[Stored items from a collection]
** Start **

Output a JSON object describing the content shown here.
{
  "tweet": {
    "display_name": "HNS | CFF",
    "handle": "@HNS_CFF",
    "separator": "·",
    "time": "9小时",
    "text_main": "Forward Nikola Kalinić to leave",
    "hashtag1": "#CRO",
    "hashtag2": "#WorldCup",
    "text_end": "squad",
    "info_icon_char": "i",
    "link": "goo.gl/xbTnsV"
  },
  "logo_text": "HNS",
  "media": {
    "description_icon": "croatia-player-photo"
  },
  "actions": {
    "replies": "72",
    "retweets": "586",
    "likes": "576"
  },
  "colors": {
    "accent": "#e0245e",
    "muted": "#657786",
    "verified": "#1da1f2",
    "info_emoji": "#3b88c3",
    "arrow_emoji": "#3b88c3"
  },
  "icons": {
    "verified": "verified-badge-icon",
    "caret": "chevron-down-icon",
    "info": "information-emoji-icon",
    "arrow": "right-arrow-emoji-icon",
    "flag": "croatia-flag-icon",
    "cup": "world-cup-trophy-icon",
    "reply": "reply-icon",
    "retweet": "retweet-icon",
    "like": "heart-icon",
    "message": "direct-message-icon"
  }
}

** End **

▸ **Short exercise**
Show all lines from the records above where the word "verified" occurs.

▸ **Task answer**
    "verified": "#1da1f2",
    "verified": "verified-badge-icon",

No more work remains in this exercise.